◆ Work to complete: Check each line of the records below and collect those that include the word "aquifers".

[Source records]

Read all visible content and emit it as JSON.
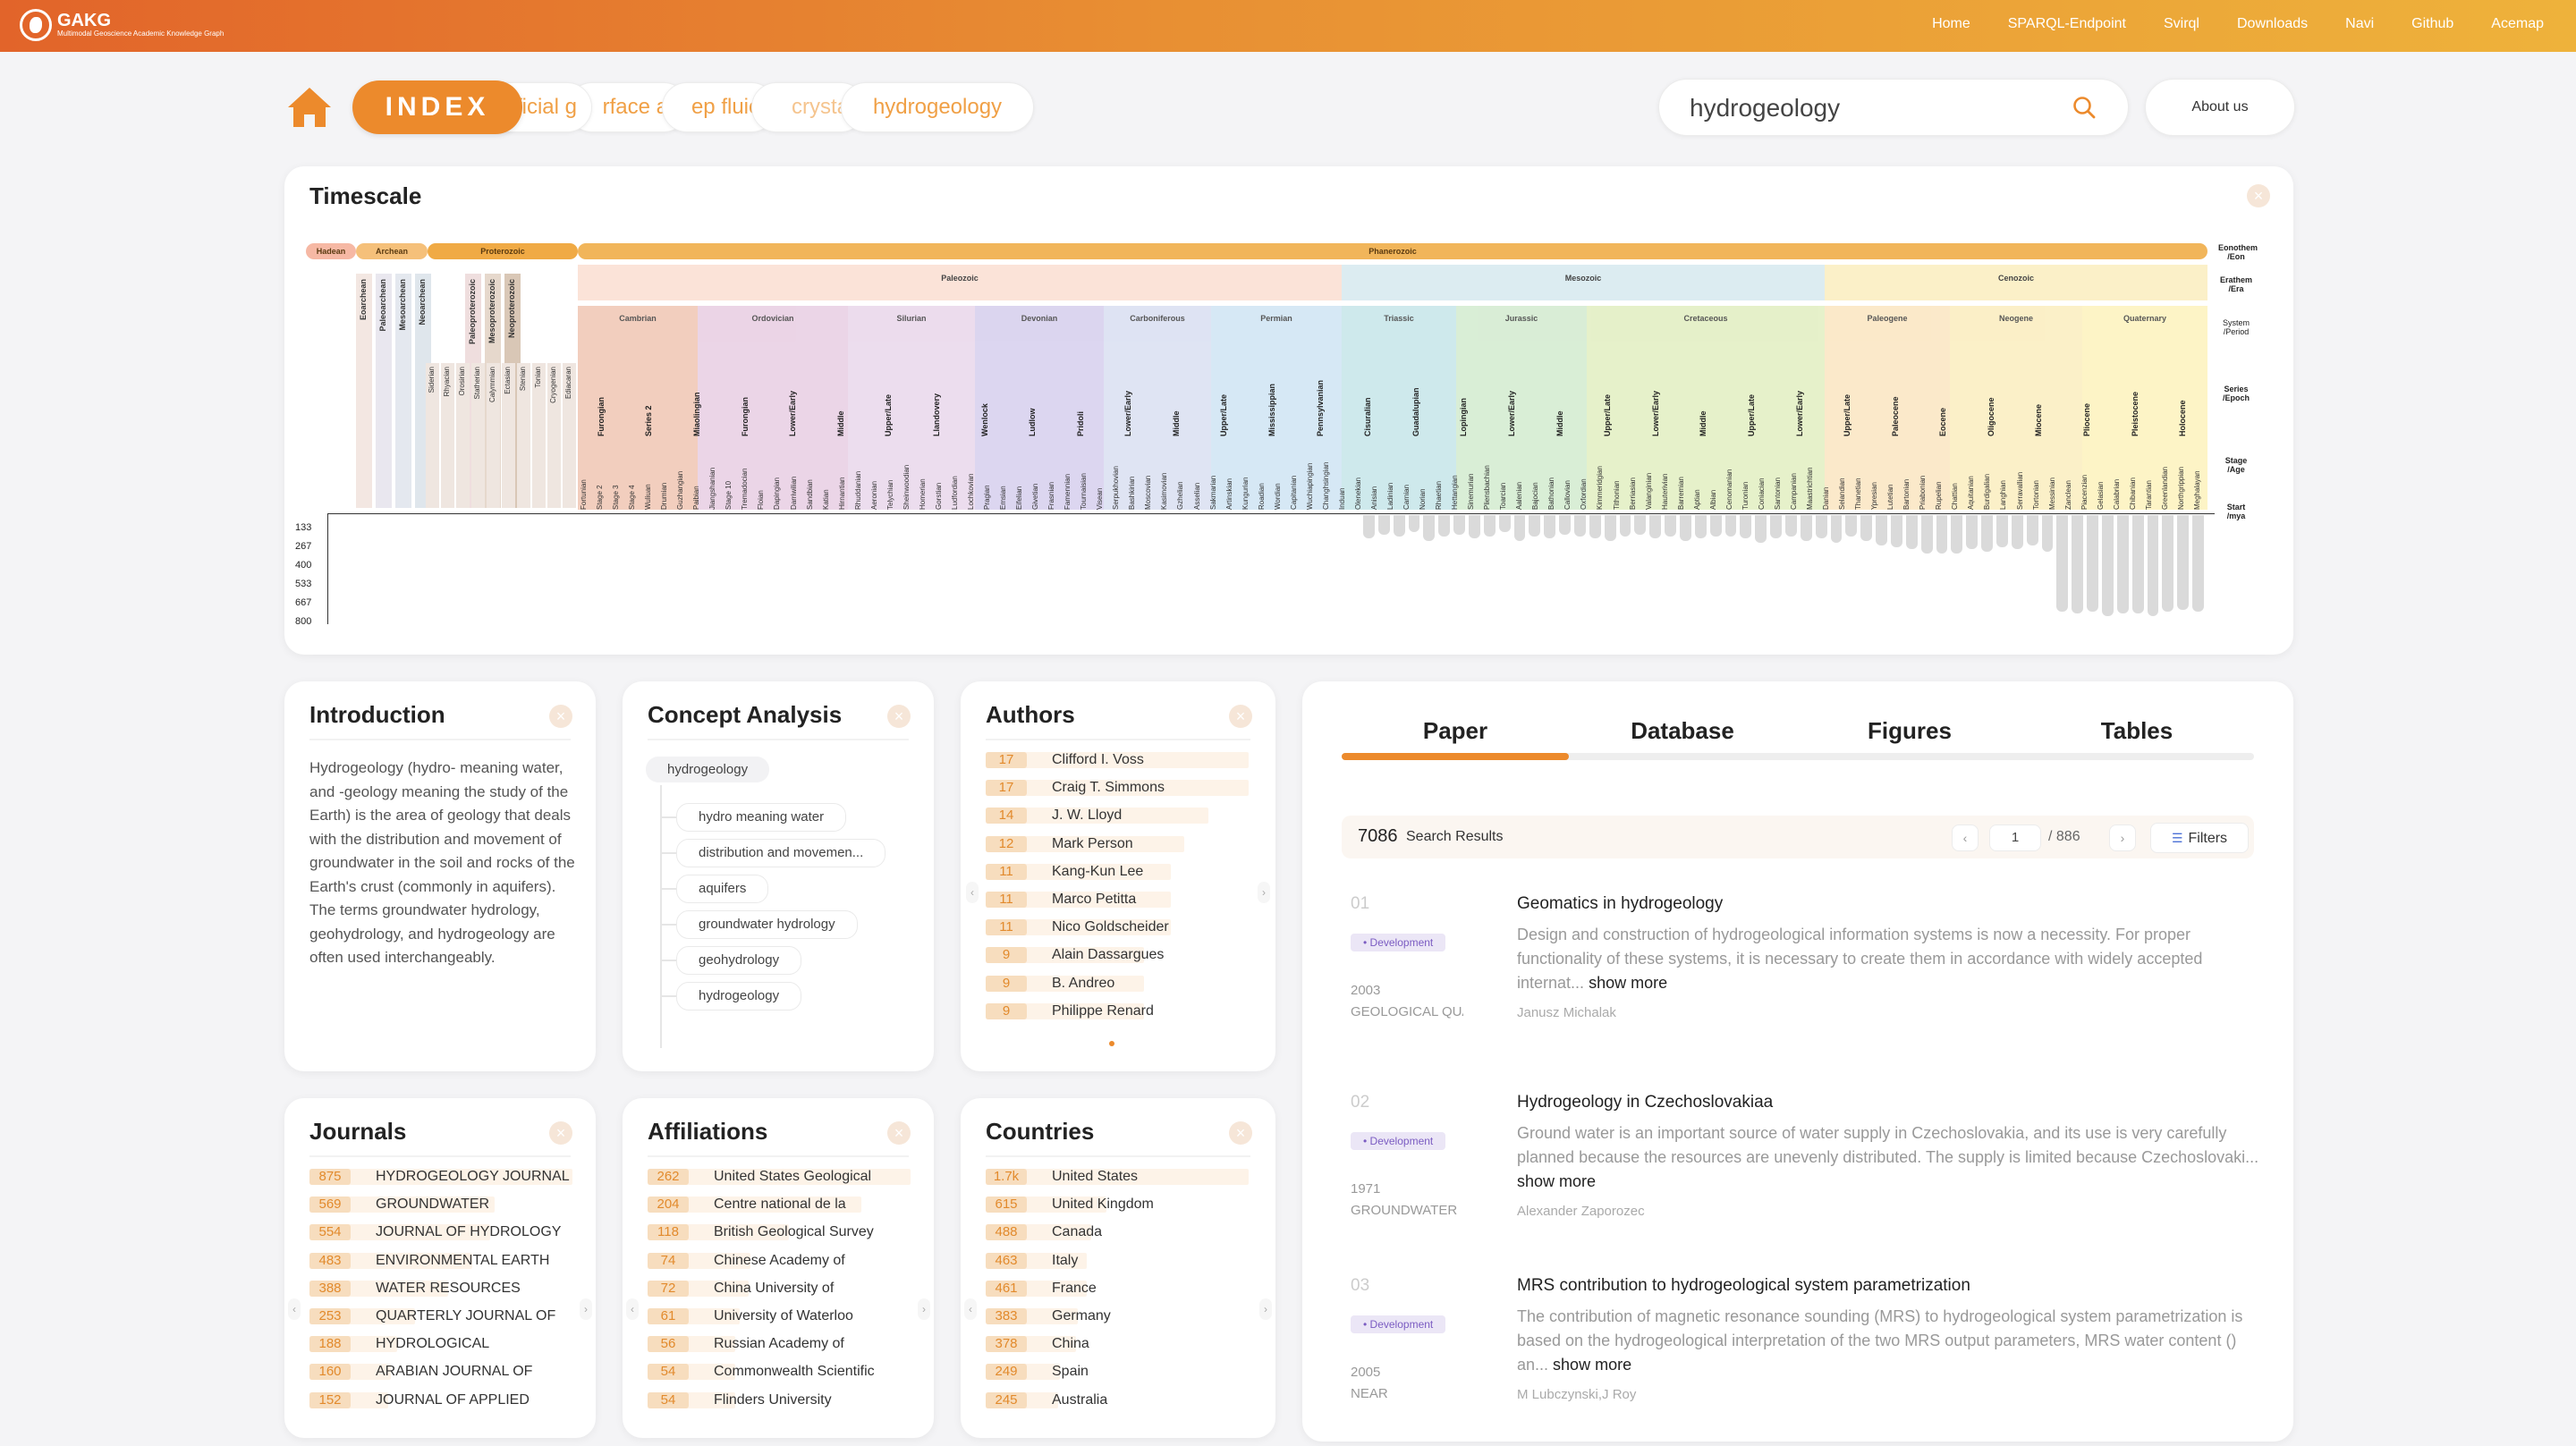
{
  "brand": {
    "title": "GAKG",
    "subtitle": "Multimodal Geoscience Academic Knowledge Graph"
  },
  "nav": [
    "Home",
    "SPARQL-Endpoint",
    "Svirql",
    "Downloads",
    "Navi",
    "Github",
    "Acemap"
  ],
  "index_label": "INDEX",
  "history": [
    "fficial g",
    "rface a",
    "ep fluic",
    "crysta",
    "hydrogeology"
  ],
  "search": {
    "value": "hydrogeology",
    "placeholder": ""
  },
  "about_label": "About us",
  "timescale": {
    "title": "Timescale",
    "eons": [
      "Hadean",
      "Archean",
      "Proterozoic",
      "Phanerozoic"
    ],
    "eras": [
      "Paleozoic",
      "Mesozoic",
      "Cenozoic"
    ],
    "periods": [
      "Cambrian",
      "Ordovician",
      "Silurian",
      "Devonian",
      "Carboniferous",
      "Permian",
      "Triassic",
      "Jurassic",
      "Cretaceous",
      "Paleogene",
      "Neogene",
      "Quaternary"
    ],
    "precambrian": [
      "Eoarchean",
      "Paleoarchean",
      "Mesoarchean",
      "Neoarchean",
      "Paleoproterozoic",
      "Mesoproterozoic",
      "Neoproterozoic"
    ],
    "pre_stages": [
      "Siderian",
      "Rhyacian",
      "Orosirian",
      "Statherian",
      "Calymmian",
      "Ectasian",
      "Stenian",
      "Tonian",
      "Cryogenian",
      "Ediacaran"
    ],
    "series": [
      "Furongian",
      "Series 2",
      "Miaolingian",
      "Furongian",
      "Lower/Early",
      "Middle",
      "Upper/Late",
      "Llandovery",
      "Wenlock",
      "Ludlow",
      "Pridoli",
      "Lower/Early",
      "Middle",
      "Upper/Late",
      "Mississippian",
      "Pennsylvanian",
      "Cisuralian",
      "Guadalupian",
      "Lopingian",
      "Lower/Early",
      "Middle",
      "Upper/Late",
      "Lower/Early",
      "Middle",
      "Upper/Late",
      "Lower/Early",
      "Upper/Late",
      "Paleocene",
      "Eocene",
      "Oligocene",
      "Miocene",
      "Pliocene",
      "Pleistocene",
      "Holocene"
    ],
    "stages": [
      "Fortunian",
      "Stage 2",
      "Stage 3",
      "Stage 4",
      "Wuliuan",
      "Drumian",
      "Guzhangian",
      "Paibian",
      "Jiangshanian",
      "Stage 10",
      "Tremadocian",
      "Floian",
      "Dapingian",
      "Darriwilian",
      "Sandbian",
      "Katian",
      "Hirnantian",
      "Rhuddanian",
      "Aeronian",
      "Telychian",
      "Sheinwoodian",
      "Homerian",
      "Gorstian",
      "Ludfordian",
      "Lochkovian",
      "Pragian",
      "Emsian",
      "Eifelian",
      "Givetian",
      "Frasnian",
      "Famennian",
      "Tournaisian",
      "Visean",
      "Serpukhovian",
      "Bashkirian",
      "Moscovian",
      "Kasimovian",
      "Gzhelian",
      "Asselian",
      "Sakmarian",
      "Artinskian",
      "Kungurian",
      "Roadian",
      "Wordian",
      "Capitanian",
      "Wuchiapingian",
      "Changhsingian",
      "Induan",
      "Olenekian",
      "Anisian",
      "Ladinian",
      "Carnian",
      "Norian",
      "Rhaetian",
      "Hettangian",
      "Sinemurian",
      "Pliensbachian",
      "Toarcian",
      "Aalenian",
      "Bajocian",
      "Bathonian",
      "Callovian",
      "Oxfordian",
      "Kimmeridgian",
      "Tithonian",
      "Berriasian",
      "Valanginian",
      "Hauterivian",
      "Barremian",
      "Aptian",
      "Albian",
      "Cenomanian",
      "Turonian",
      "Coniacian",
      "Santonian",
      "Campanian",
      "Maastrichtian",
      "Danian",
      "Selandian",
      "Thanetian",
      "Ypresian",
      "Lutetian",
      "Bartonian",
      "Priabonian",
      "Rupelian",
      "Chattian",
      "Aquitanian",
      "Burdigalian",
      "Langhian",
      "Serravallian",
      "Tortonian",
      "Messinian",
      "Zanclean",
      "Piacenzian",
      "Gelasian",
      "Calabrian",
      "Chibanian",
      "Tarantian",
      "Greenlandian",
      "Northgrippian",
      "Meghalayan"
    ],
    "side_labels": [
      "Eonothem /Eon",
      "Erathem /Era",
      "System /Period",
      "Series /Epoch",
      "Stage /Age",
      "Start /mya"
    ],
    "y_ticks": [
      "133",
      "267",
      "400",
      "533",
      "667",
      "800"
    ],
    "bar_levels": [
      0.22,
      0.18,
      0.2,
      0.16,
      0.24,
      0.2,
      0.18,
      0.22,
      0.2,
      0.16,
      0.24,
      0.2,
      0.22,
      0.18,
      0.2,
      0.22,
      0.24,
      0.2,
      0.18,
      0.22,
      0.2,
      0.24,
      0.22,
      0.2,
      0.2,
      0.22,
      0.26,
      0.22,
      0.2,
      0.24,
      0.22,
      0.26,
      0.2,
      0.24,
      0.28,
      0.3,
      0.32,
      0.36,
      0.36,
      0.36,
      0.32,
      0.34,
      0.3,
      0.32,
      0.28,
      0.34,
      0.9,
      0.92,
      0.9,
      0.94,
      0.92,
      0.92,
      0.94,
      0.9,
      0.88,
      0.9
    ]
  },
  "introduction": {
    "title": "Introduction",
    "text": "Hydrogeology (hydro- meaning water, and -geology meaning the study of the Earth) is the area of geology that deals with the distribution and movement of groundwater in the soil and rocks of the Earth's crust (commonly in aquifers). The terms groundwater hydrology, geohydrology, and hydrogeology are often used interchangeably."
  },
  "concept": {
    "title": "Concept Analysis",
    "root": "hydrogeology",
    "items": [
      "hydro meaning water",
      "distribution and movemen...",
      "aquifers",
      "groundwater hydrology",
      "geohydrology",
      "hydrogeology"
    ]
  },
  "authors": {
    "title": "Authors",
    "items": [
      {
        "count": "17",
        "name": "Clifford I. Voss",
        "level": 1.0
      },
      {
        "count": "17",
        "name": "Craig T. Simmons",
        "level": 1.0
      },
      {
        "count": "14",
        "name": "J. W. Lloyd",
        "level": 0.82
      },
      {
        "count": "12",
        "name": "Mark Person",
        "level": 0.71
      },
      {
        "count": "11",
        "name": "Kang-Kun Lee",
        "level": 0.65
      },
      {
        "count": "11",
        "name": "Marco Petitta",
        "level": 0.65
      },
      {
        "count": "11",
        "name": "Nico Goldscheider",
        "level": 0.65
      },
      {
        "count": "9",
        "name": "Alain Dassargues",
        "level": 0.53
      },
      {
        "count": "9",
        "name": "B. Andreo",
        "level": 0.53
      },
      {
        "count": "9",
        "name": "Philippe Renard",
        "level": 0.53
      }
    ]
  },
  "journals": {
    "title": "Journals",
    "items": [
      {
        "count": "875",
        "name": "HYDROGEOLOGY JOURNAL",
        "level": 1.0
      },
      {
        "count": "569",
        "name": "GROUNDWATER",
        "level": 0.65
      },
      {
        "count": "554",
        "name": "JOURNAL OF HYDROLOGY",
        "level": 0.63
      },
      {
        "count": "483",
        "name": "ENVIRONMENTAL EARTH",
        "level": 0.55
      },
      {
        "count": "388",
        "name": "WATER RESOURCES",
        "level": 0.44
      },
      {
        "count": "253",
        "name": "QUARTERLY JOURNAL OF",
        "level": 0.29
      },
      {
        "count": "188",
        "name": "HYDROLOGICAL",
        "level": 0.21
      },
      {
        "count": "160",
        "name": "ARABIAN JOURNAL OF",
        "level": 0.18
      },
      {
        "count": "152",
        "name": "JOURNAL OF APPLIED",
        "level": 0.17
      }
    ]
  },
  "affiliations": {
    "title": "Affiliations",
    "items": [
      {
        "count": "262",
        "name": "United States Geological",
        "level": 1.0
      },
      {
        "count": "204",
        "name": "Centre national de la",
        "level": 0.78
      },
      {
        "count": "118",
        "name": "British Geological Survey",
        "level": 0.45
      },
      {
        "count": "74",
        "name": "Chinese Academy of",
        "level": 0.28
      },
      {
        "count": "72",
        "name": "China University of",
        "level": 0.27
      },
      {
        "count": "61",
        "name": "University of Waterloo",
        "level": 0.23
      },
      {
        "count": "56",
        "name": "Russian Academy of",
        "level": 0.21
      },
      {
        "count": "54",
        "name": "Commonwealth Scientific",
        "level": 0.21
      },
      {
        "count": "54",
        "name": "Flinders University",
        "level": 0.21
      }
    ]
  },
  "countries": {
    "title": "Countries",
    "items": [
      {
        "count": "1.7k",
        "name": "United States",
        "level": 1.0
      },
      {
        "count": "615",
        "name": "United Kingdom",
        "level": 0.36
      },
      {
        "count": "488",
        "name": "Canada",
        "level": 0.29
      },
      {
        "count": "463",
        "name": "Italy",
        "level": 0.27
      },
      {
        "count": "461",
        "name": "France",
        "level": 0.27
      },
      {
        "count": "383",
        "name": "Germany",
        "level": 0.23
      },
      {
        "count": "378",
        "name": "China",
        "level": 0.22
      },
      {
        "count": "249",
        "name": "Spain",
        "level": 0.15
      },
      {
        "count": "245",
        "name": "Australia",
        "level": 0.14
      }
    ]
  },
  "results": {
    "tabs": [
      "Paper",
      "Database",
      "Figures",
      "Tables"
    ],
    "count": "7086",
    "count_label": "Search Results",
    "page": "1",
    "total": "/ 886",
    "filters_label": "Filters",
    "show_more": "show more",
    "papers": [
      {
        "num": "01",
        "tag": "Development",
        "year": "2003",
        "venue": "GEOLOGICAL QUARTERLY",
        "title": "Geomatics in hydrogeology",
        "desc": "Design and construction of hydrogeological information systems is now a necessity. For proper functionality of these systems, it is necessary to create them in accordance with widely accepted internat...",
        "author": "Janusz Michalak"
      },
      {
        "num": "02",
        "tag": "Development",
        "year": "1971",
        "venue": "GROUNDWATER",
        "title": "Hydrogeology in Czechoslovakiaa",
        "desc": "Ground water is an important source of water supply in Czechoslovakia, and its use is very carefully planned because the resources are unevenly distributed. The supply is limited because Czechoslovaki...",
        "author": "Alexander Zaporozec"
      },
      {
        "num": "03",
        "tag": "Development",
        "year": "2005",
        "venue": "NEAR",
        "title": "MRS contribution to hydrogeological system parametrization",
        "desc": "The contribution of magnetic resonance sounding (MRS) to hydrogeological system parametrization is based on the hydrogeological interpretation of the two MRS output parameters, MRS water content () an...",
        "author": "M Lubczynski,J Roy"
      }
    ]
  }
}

* * *

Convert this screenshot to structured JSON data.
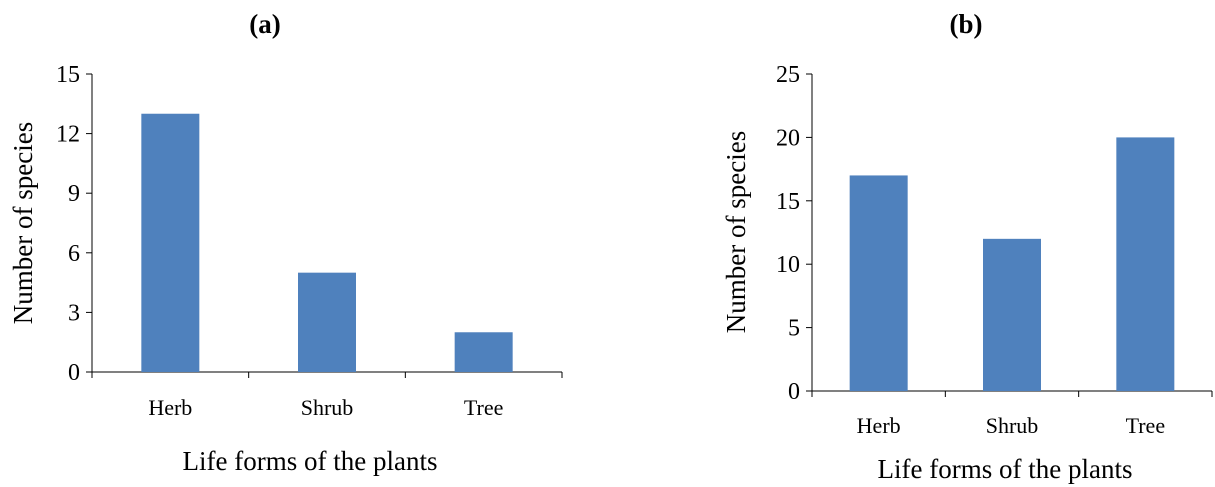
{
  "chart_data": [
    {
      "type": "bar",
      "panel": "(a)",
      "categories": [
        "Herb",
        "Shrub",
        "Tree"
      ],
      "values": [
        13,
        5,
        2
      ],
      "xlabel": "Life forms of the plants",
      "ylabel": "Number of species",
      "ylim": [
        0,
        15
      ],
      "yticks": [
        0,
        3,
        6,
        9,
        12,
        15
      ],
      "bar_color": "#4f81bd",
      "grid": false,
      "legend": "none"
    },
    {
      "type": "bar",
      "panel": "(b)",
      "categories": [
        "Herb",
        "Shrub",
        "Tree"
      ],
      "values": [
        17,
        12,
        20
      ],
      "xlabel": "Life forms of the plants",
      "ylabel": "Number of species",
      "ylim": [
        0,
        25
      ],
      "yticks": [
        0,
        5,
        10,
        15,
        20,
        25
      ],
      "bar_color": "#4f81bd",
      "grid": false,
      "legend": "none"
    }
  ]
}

◆ Solution:
    "text": "Hydrogeology (hydro- meaning water, and -geology meaning the study of the Earth) is the area of geology that deals with the distribution and movement of groundwater in the soil and rocks of the Earth's crust (commonly in aquifers). The terms groundwater hydrology, geohydrology, and hydrogeology are often used interchangeably."
      "aquifers",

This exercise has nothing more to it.